(Recorded data)
※

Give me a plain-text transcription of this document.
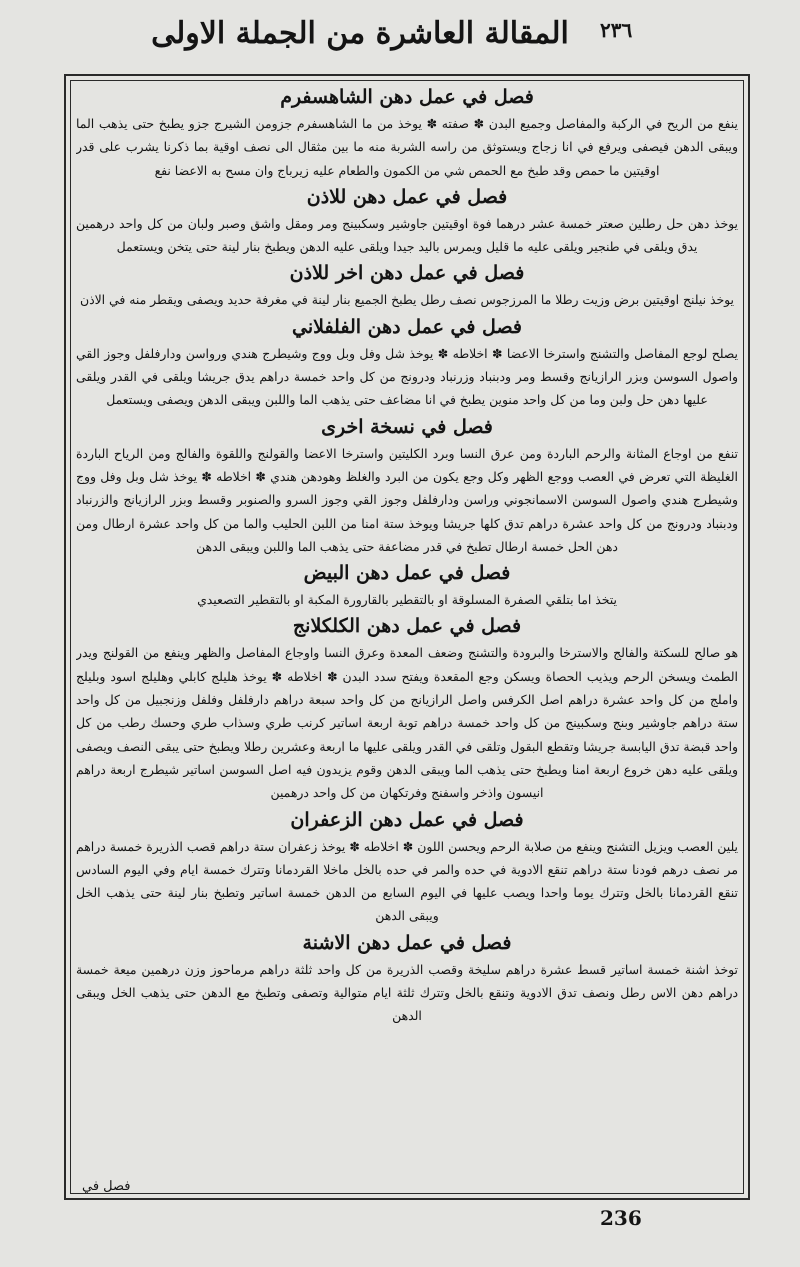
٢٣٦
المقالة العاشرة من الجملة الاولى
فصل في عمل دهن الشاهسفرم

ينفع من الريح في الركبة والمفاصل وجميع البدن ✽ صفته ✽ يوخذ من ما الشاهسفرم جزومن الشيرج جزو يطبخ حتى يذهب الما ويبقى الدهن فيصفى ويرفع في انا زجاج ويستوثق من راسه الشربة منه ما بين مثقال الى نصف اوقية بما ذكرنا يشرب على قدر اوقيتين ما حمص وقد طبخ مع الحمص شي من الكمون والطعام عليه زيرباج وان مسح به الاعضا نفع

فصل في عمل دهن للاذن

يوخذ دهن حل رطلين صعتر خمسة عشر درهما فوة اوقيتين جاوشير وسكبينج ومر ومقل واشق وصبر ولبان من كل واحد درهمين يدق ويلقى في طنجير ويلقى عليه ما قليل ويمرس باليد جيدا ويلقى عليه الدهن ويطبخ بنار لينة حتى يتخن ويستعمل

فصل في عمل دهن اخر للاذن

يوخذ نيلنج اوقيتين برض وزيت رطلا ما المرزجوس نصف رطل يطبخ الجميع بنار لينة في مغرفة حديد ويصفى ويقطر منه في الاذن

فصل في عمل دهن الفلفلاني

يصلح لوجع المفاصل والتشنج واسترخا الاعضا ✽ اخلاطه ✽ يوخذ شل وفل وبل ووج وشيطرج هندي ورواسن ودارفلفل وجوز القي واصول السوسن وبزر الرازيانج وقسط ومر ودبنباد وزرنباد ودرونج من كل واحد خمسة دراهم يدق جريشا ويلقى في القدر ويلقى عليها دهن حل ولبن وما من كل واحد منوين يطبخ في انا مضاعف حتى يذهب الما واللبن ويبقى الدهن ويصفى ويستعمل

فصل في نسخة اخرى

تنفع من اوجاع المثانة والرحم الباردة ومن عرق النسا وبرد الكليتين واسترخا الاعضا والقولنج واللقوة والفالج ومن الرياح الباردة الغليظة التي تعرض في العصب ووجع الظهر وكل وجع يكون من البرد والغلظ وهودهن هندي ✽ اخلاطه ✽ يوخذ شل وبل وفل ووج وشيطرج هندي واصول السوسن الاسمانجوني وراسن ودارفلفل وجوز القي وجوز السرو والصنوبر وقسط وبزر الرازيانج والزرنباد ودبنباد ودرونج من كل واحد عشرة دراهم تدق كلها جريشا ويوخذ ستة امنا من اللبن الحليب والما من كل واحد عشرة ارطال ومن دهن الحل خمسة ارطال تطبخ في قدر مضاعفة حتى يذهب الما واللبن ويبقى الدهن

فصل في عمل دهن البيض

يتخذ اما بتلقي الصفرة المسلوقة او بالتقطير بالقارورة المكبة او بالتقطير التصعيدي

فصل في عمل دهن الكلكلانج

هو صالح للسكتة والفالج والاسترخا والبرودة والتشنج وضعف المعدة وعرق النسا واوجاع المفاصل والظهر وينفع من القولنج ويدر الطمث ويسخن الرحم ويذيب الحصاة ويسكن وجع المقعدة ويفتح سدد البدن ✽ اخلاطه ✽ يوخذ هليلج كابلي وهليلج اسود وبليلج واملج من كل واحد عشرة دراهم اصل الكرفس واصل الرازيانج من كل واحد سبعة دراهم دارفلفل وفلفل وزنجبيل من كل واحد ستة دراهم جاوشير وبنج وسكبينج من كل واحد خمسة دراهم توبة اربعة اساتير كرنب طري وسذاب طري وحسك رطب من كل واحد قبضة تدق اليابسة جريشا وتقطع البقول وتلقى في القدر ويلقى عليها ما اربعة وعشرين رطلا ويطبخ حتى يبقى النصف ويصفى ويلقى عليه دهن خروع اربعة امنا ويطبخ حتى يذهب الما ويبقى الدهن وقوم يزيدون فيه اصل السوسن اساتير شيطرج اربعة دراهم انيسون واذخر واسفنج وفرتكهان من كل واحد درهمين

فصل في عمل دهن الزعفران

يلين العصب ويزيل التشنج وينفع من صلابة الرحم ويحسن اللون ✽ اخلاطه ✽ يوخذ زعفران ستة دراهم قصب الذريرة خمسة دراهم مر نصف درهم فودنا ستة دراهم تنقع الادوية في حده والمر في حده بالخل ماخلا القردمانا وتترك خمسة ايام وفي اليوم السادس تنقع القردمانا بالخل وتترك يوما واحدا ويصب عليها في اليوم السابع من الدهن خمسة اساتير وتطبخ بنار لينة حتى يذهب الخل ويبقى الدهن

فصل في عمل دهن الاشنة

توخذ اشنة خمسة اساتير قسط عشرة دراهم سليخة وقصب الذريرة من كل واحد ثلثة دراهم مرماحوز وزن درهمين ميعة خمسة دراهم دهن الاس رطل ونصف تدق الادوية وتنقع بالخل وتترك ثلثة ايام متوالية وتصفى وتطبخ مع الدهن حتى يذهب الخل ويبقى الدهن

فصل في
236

※

◆ Exercise ◆
Find "بالخل". Copy every line it occurs in.

◆ Result of this exercise ◆
يلين العصب ويزيل التشنج وينفع من صلابة الرحم ويحسن اللون ✽ اخلاطه ✽ يوخذ زعفران ستة دراهم قصب الذريرة خمسة دراهم مر نصف درهم فودنا ستة دراهم تنقع الادوية في حده والمر في حده بالخل ماخلا القردمانا وتترك خمسة ايام وفي اليوم السادس تنقع القردمانا بالخل وتترك يوما واحدا ويصب عليها في اليوم السابع من الدهن خمسة اساتير وتطبخ بنار لينة حتى يذهب الخل ويبقى الدهن
توخذ اشنة خمسة اساتير قسط عشرة دراهم سليخة وقصب الذريرة من كل واحد ثلثة دراهم مرماحوز وزن درهمين ميعة خمسة دراهم دهن الاس رطل ونصف تدق الادوية وتنقع بالخل وتترك ثلثة ايام متوالية وتصفى وتطبخ مع الدهن حتى يذهب الخل ويبقى الدهن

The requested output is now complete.